══ TASK DATA ══

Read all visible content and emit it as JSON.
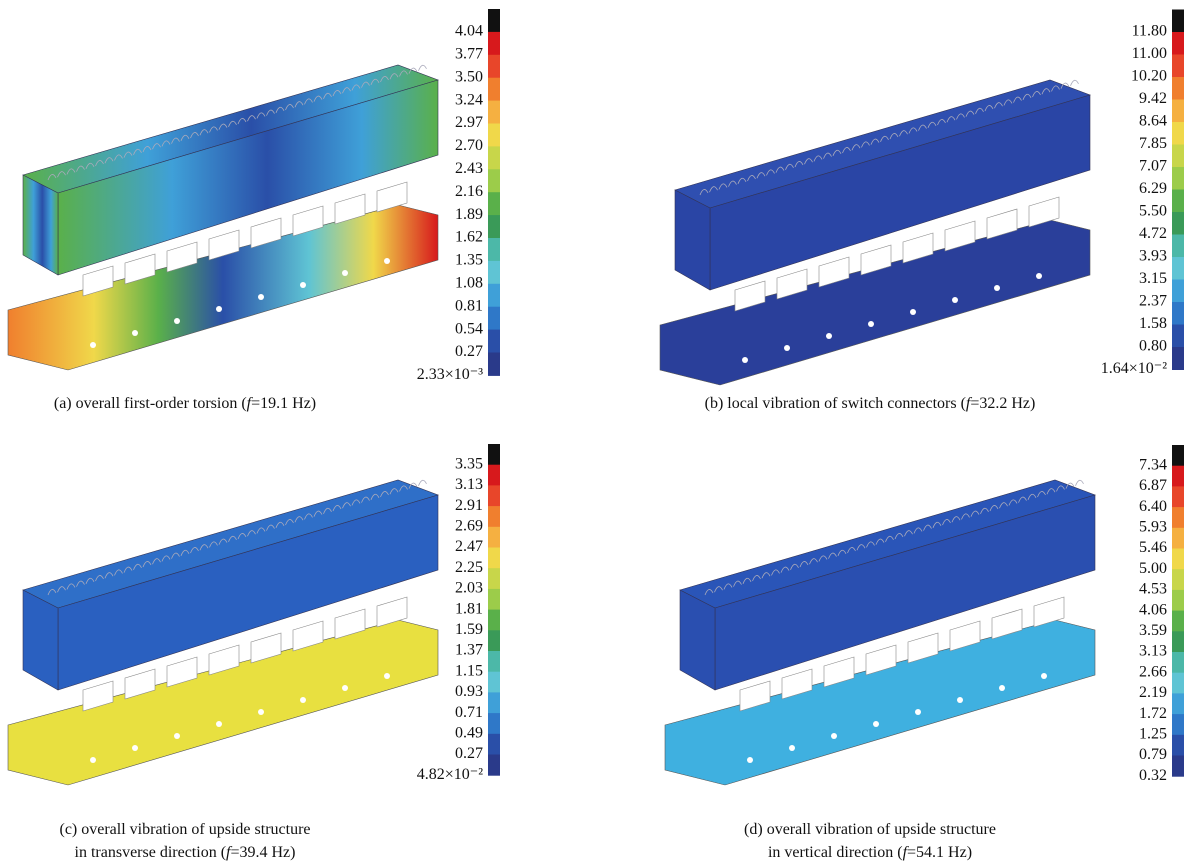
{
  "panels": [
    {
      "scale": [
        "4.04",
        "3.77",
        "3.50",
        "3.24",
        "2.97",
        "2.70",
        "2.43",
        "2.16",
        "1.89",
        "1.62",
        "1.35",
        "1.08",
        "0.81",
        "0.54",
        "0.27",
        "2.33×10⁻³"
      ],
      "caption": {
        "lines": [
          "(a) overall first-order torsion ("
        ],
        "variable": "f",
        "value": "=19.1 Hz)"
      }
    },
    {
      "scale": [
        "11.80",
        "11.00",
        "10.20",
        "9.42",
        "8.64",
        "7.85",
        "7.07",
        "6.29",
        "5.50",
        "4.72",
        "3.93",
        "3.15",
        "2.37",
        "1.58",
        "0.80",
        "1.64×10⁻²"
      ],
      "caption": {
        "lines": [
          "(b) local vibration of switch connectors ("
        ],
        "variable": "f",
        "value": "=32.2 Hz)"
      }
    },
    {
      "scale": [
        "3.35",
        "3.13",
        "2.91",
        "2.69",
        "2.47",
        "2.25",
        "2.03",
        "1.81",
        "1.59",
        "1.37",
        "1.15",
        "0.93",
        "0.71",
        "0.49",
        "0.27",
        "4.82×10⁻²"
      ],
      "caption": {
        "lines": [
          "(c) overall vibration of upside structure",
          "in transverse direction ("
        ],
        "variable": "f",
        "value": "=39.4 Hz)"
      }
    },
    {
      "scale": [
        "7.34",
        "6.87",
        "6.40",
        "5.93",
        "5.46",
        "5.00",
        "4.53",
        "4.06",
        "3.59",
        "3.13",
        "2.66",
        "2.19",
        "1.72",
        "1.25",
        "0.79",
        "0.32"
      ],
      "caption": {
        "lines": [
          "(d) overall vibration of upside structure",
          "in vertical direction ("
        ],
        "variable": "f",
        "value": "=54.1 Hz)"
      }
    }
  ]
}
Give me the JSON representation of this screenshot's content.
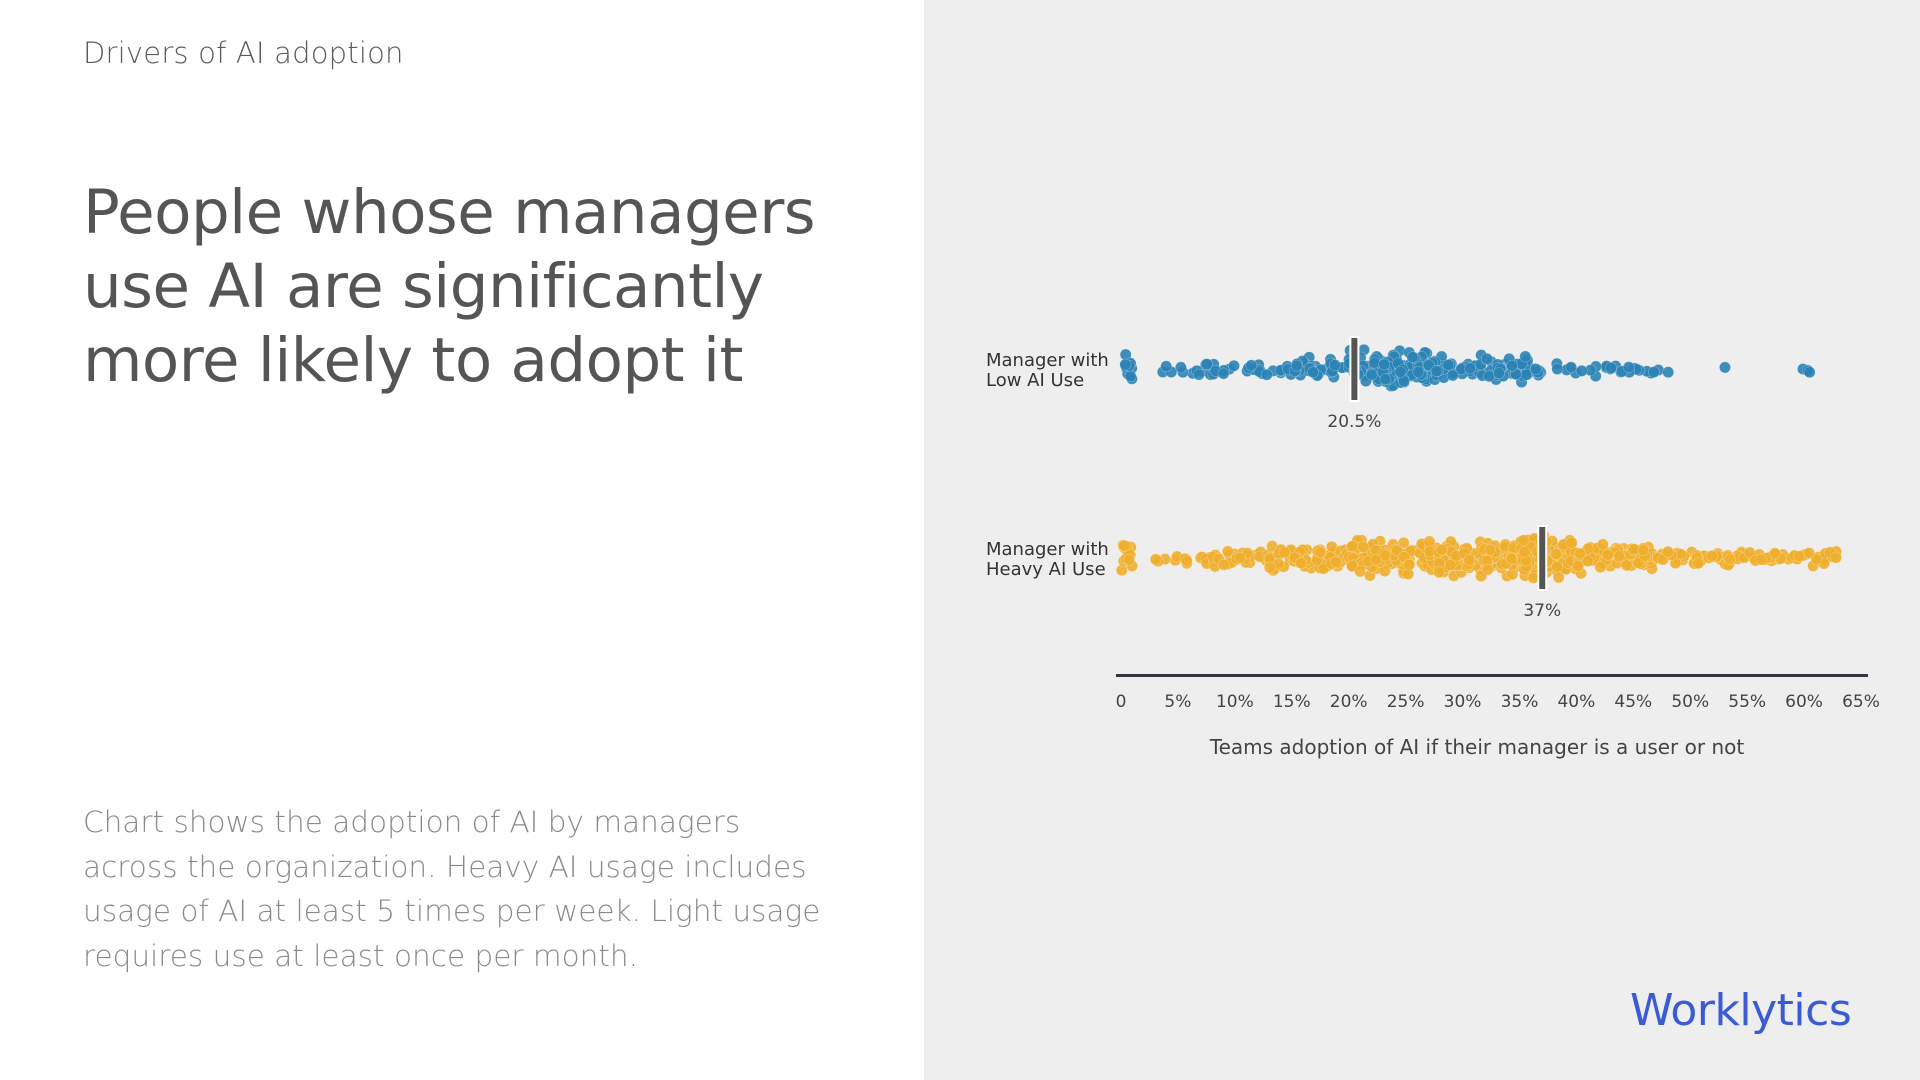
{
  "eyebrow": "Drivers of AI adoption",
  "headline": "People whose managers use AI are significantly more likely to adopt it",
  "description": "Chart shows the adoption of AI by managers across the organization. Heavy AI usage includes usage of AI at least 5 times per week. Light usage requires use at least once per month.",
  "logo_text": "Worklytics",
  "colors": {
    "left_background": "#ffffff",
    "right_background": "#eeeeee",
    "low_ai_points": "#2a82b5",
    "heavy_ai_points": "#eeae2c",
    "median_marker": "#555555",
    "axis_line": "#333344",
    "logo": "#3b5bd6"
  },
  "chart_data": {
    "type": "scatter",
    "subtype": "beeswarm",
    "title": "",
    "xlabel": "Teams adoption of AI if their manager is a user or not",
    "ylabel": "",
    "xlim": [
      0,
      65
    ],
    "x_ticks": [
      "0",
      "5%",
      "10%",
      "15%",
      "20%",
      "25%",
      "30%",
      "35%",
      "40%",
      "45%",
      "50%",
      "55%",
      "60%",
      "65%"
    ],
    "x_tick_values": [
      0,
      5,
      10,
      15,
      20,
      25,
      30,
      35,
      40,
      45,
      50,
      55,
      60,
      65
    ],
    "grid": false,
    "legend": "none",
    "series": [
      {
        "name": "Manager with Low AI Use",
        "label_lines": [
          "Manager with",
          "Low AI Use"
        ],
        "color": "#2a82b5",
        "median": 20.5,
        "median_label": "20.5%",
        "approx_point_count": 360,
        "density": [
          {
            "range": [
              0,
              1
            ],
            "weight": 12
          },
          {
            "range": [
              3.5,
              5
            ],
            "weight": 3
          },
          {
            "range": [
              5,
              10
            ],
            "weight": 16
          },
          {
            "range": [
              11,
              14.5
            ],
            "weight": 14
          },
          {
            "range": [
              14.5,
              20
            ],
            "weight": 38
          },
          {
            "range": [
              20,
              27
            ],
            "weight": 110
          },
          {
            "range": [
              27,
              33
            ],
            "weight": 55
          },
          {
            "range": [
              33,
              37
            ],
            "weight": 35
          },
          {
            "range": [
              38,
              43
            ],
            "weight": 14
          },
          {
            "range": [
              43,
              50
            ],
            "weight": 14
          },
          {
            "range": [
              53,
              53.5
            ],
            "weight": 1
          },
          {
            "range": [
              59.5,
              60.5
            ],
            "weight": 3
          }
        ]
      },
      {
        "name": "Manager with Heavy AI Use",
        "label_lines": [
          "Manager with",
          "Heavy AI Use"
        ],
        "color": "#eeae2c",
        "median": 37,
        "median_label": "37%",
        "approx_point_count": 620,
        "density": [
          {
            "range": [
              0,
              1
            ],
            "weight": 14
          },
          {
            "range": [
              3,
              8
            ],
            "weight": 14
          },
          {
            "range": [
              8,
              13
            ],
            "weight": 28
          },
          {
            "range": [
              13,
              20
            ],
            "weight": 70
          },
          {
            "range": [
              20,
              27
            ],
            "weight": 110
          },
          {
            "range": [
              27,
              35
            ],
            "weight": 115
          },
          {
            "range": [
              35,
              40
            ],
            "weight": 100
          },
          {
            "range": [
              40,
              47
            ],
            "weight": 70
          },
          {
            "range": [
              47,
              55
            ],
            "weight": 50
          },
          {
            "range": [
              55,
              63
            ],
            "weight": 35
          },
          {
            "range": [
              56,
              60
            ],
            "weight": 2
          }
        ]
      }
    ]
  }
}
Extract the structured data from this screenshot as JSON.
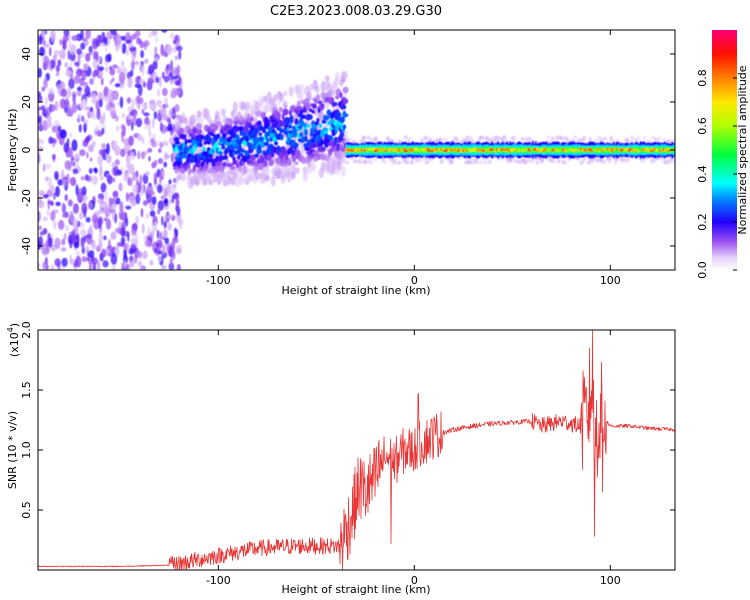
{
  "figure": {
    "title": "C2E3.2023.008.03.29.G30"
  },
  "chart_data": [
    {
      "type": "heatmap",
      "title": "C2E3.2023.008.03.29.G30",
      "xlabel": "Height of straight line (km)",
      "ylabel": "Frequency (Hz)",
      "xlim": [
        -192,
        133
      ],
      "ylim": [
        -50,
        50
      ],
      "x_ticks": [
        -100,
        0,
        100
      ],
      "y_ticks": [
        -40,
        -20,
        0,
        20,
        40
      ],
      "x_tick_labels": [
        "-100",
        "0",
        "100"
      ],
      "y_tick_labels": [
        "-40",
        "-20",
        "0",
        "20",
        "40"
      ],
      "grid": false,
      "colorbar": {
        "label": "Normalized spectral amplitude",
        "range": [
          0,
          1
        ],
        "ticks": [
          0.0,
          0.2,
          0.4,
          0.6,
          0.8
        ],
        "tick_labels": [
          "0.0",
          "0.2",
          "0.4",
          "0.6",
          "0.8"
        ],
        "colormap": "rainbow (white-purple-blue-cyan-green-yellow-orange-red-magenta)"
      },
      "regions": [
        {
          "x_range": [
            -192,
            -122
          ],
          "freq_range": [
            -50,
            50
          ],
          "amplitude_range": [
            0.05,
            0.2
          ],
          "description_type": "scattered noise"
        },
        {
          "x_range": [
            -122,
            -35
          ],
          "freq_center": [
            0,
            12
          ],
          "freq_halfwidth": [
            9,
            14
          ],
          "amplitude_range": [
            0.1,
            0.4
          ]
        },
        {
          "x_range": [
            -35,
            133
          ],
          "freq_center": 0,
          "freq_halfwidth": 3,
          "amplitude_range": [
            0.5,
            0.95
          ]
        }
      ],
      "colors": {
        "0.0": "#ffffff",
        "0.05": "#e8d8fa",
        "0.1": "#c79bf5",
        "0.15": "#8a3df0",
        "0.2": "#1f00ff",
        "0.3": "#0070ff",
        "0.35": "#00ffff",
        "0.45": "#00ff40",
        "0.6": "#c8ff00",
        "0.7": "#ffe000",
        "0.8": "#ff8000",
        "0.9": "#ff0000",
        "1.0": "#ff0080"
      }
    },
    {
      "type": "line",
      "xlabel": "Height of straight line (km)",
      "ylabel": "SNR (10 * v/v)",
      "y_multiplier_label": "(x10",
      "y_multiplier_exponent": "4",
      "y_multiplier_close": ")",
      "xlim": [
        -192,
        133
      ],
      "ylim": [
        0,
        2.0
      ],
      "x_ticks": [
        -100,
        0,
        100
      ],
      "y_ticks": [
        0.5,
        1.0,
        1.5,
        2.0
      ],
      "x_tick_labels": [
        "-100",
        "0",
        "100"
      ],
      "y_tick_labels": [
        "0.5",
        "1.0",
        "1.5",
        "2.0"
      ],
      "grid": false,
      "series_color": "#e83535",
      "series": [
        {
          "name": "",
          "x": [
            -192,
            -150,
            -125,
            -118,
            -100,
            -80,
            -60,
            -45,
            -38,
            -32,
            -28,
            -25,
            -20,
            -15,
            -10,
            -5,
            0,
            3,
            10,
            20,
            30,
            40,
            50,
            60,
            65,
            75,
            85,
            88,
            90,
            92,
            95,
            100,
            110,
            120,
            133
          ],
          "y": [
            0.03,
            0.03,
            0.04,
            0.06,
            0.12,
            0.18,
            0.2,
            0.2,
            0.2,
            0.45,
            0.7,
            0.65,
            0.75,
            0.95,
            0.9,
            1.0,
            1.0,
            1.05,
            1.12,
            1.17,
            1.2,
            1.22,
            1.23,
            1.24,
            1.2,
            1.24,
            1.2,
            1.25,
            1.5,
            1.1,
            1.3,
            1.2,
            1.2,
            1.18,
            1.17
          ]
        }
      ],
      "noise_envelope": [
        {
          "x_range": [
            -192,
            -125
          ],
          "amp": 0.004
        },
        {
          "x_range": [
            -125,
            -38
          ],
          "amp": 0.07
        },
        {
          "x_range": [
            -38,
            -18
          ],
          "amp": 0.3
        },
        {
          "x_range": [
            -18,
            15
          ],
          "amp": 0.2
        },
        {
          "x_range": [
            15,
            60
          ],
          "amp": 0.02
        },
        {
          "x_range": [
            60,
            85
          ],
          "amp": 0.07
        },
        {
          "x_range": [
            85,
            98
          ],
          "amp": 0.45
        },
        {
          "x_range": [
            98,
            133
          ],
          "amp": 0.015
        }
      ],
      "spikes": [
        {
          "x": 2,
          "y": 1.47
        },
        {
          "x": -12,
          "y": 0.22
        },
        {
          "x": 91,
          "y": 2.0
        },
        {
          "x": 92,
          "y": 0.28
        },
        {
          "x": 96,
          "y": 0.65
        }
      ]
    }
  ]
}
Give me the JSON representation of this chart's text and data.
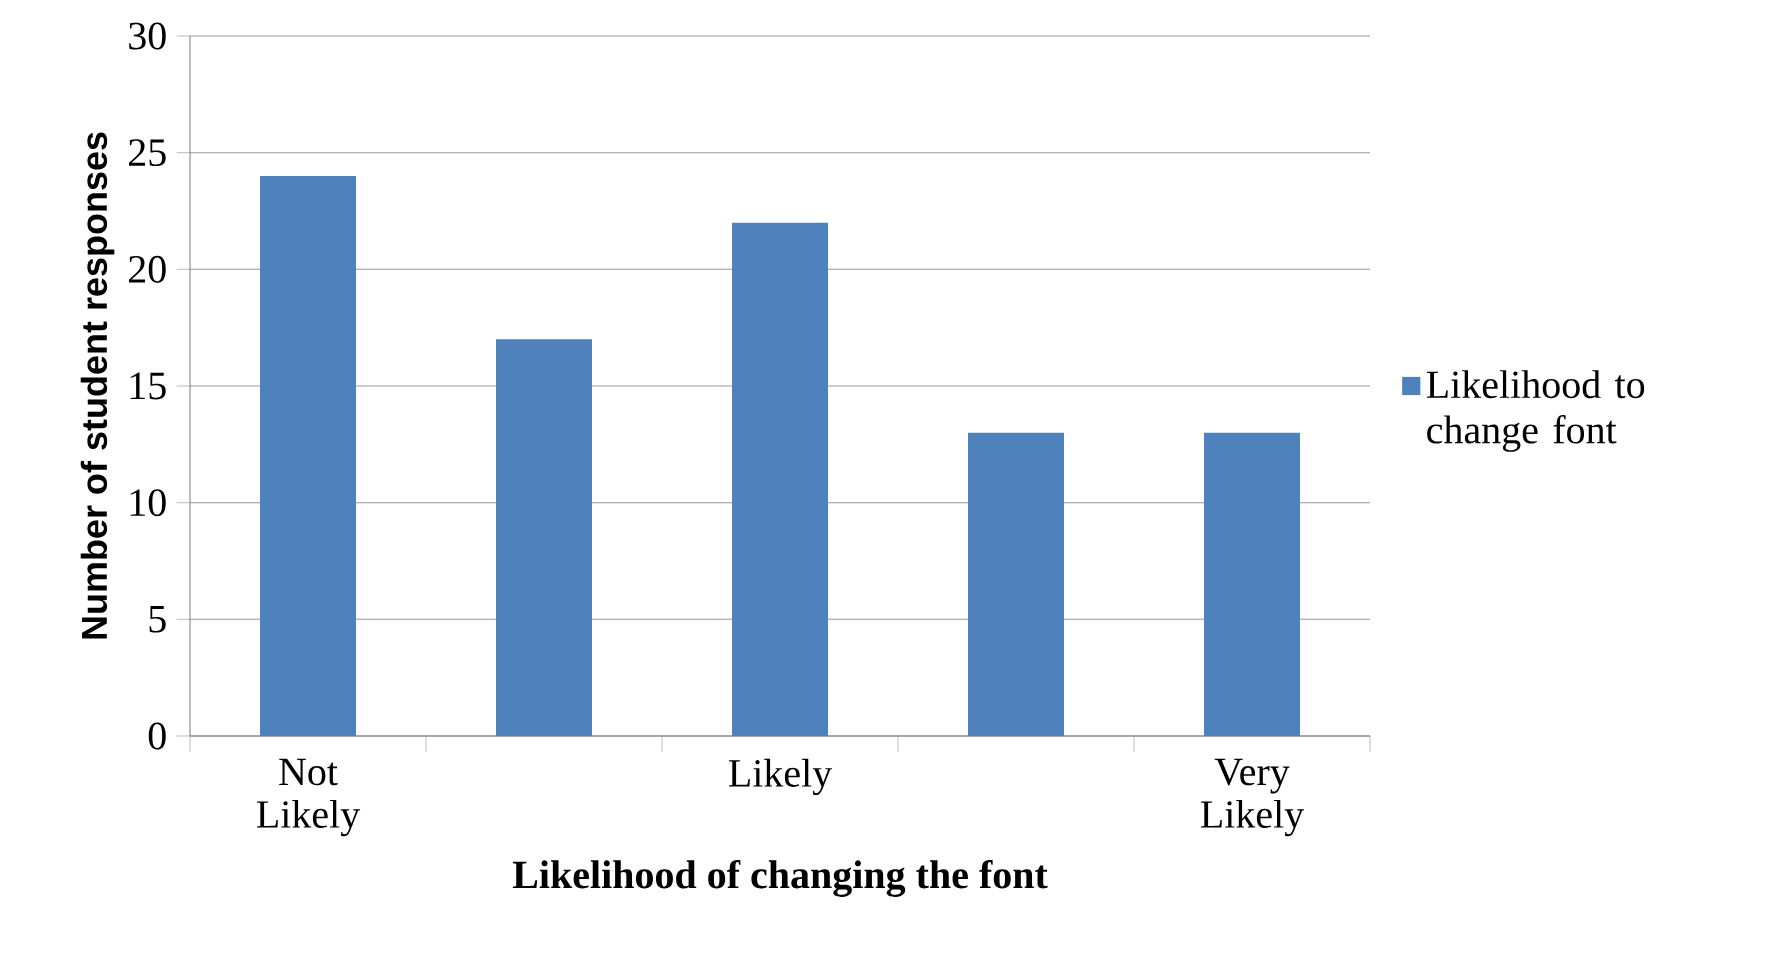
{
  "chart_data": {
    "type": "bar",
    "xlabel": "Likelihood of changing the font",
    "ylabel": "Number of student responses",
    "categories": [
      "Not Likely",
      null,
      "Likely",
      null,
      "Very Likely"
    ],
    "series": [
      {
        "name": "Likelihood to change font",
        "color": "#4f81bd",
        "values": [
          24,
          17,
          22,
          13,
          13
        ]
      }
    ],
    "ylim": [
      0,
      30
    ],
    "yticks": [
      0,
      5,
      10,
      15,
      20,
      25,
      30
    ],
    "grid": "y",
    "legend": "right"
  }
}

═══

* _PROBLEM_
Starting at the line that contains "Give me the JSON representation of this chart's", retype each line through the final one in the listing, with both ends kept and the pictures omitted.

* _CORRECT OUTPUT_
Give me the JSON representation of this chart's text and data.
{
  "chart_data": {
    "type": "bar",
    "xlabel": "Likelihood of changing the font",
    "ylabel": "Number of student responses",
    "categories": [
      "Not Likely",
      null,
      "Likely",
      null,
      "Very Likely"
    ],
    "series": [
      {
        "name": "Likelihood to change font",
        "color": "#4f81bd",
        "values": [
          24,
          17,
          22,
          13,
          13
        ]
      }
    ],
    "ylim": [
      0,
      30
    ],
    "yticks": [
      0,
      5,
      10,
      15,
      20,
      25,
      30
    ],
    "grid": "y",
    "legend": "right"
  }
}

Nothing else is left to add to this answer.